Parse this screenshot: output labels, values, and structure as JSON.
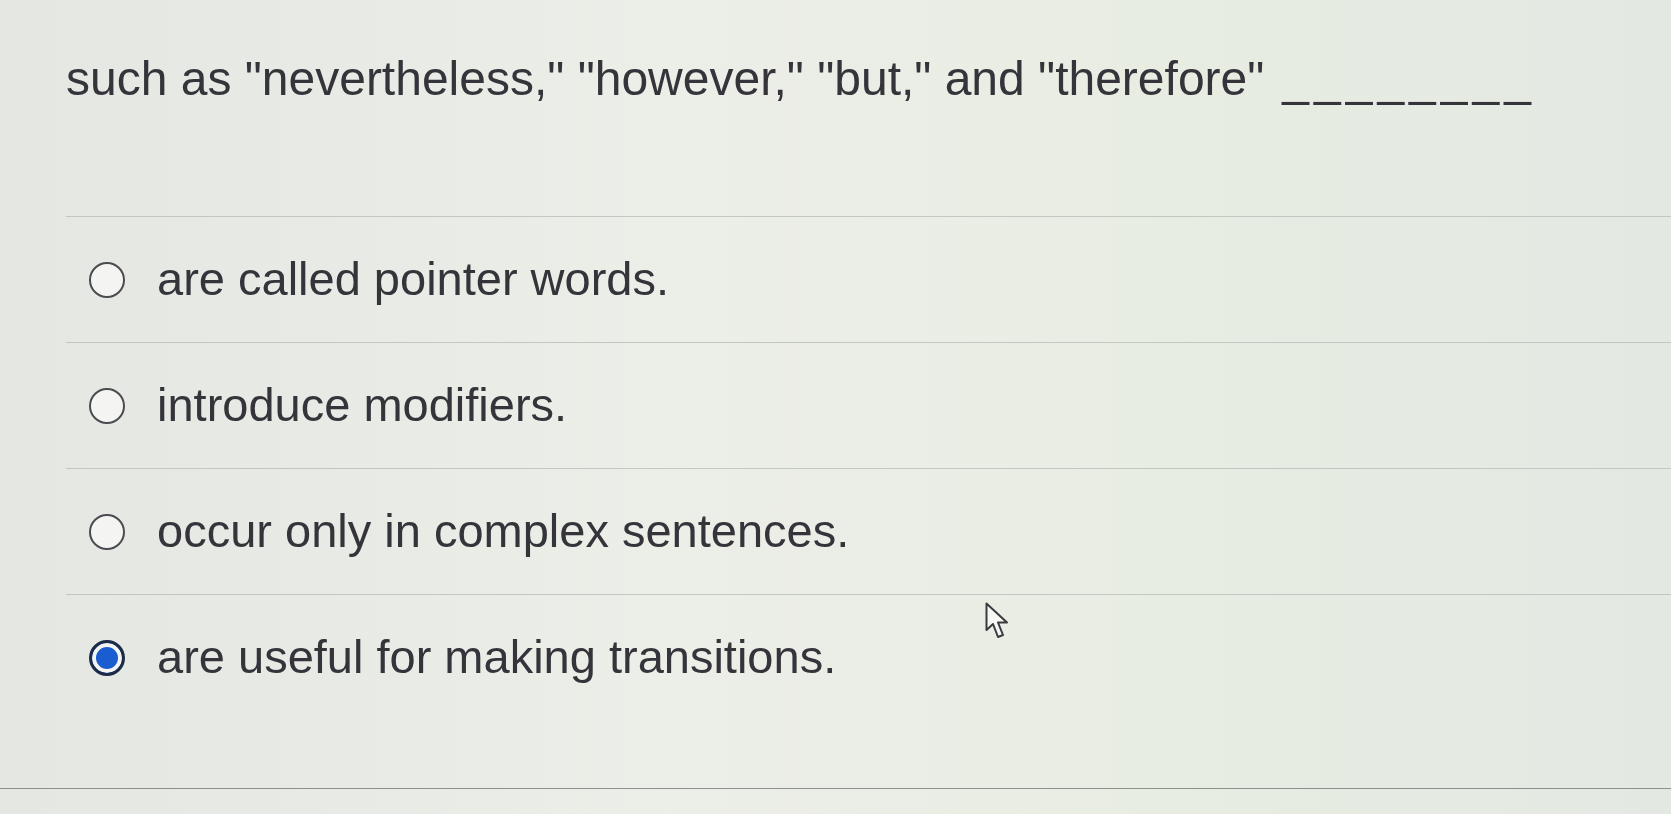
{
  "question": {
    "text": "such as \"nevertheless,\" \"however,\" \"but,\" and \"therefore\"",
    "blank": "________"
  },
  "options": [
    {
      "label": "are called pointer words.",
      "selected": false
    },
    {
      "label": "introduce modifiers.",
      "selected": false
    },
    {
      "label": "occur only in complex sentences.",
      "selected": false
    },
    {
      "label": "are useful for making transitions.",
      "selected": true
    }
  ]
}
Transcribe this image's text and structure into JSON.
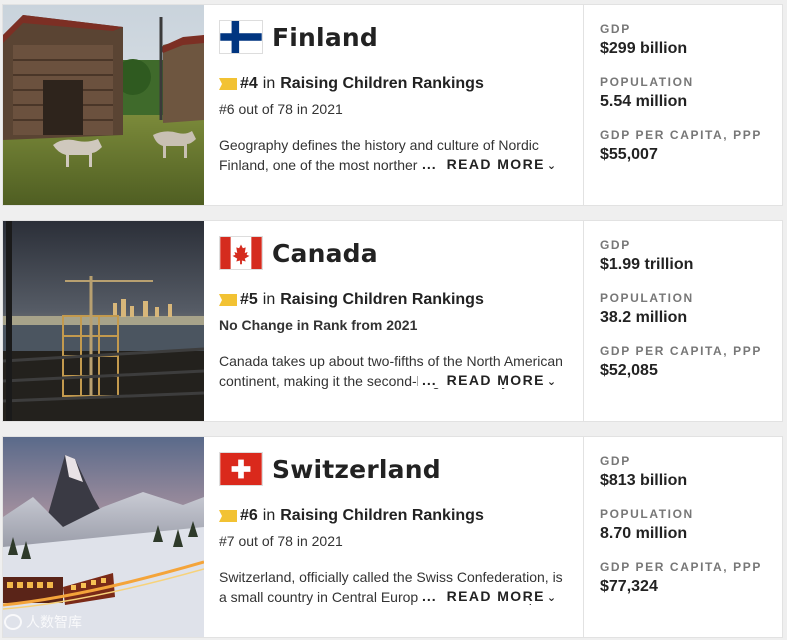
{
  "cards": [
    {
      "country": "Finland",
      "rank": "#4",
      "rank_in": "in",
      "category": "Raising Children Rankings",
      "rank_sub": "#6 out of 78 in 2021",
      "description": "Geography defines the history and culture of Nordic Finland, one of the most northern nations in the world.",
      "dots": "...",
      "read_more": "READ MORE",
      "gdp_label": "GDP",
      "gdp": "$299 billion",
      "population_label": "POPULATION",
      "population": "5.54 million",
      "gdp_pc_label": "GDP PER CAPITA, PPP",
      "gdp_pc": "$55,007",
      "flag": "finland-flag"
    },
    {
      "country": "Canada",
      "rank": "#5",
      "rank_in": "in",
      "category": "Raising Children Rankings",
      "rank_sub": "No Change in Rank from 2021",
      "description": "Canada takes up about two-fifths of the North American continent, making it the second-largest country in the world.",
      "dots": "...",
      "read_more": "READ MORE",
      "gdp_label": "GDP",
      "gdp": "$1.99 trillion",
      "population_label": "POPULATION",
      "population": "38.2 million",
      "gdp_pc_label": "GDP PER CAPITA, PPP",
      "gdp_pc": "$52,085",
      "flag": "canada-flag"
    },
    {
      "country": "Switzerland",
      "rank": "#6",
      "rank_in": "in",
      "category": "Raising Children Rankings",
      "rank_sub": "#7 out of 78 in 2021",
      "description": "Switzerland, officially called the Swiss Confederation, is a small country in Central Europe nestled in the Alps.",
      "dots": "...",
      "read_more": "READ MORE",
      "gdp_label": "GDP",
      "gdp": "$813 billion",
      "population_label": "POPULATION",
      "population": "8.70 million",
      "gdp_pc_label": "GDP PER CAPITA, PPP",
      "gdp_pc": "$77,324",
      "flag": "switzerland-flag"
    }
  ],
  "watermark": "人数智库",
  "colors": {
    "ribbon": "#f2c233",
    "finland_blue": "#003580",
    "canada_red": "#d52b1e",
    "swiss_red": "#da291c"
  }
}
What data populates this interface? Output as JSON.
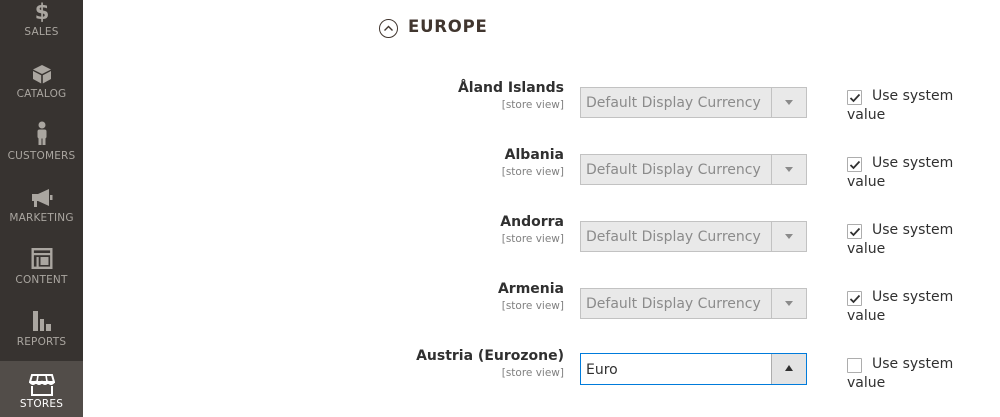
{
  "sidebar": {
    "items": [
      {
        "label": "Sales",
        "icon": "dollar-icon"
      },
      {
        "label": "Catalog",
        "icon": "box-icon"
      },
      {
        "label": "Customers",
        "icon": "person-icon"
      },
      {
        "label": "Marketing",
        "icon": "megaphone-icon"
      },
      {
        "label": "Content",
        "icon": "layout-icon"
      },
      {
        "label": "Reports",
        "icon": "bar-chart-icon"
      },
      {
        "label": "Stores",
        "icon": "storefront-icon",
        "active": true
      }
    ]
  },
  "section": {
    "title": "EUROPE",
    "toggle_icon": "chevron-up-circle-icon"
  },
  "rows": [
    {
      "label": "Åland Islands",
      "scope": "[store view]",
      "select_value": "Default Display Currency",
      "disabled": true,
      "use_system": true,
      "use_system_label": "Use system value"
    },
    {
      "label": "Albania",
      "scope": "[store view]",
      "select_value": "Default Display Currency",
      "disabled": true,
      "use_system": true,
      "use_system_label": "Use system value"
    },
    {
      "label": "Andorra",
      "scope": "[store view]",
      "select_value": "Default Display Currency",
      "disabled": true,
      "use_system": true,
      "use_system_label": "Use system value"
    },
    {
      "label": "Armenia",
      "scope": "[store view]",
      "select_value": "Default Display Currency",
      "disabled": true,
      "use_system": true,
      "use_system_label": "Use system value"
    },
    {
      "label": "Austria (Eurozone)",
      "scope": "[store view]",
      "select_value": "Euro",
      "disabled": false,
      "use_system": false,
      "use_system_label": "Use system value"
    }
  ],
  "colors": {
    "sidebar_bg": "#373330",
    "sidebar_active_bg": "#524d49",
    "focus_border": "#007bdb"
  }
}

+ + + + + + +

• **Short problem**: Retype each line of the listing above word for word. Exclude the pictures.

• **Response below**:
Parse this screenshot: output labels, values, and structure as JSON.
{
  "question": {
    "text": "such as \"nevertheless,\" \"however,\" \"but,\" and \"therefore\"",
    "blank": "________"
  },
  "options": [
    {
      "label": "are called pointer words.",
      "selected": false
    },
    {
      "label": "introduce modifiers.",
      "selected": false
    },
    {
      "label": "occur only in complex sentences.",
      "selected": false
    },
    {
      "label": "are useful for making transitions.",
      "selected": true
    }
  ]
}
Transcribe this image's text and structure into JSON.
{
  "cards": [
    {
      "country": "Finland",
      "rank": "#4",
      "rank_in": "in",
      "category": "Raising Children Rankings",
      "rank_sub": "#6 out of 78 in 2021",
      "description": "Geography defines the history and culture of Nordic Finland, one of the most northern nations in the world.",
      "dots": "...",
      "read_more": "READ MORE",
      "gdp_label": "GDP",
      "gdp": "$299 billion",
      "population_label": "POPULATION",
      "population": "5.54 million",
      "gdp_pc_label": "GDP PER CAPITA, PPP",
      "gdp_pc": "$55,007",
      "flag": "finland-flag"
    },
    {
      "country": "Canada",
      "rank": "#5",
      "rank_in": "in",
      "category": "Raising Children Rankings",
      "rank_sub": "No Change in Rank from 2021",
      "description": "Canada takes up about two-fifths of the North American continent, making it the second-largest country in the world.",
      "dots": "...",
      "read_more": "READ MORE",
      "gdp_label": "GDP",
      "gdp": "$1.99 trillion",
      "population_label": "POPULATION",
      "population": "38.2 million",
      "gdp_pc_label": "GDP PER CAPITA, PPP",
      "gdp_pc": "$52,085",
      "flag": "canada-flag"
    },
    {
      "country": "Switzerland",
      "rank": "#6",
      "rank_in": "in",
      "category": "Raising Children Rankings",
      "rank_sub": "#7 out of 78 in 2021",
      "description": "Switzerland, officially called the Swiss Confederation, is a small country in Central Europe nestled in the Alps.",
      "dots": "...",
      "read_more": "READ MORE",
      "gdp_label": "GDP",
      "gdp": "$813 billion",
      "population_label": "POPULATION",
      "population": "8.70 million",
      "gdp_pc_label": "GDP PER CAPITA, PPP",
      "gdp_pc": "$77,324",
      "flag": "switzerland-flag"
    }
  ],
  "watermark": "人数智库",
  "colors": {
    "ribbon": "#f2c233",
    "finland_blue": "#003580",
    "canada_red": "#d52b1e",
    "swiss_red": "#da291c"
  }
}
What data populates this interface? Output as JSON.
{
  "sidebar": {
    "items": [
      {
        "label": "Sales",
        "icon": "dollar-icon"
      },
      {
        "label": "Catalog",
        "icon": "box-icon"
      },
      {
        "label": "Customers",
        "icon": "person-icon"
      },
      {
        "label": "Marketing",
        "icon": "megaphone-icon"
      },
      {
        "label": "Content",
        "icon": "layout-icon"
      },
      {
        "label": "Reports",
        "icon": "bar-chart-icon"
      },
      {
        "label": "Stores",
        "icon": "storefront-icon",
        "active": true
      }
    ]
  },
  "section": {
    "title": "EUROPE",
    "toggle_icon": "chevron-up-circle-icon"
  },
  "rows": [
    {
      "label": "Åland Islands",
      "scope": "[store view]",
      "select_value": "Default Display Currency",
      "disabled": true,
      "use_system": true,
      "use_system_label": "Use system value"
    },
    {
      "label": "Albania",
      "scope": "[store view]",
      "select_value": "Default Display Currency",
      "disabled": true,
      "use_system": true,
      "use_system_label": "Use system value"
    },
    {
      "label": "Andorra",
      "scope": "[store view]",
      "select_value": "Default Display Currency",
      "disabled": true,
      "use_system": true,
      "use_system_label": "Use system value"
    },
    {
      "label": "Armenia",
      "scope": "[store view]",
      "select_value": "Default Display Currency",
      "disabled": true,
      "use_system": true,
      "use_system_label": "Use system value"
    },
    {
      "label": "Austria (Eurozone)",
      "scope": "[store view]",
      "select_value": "Euro",
      "disabled": false,
      "use_system": false,
      "use_system_label": "Use system value"
    }
  ],
  "colors": {
    "sidebar_bg": "#373330",
    "sidebar_active_bg": "#524d49",
    "focus_border": "#007bdb"
  }
}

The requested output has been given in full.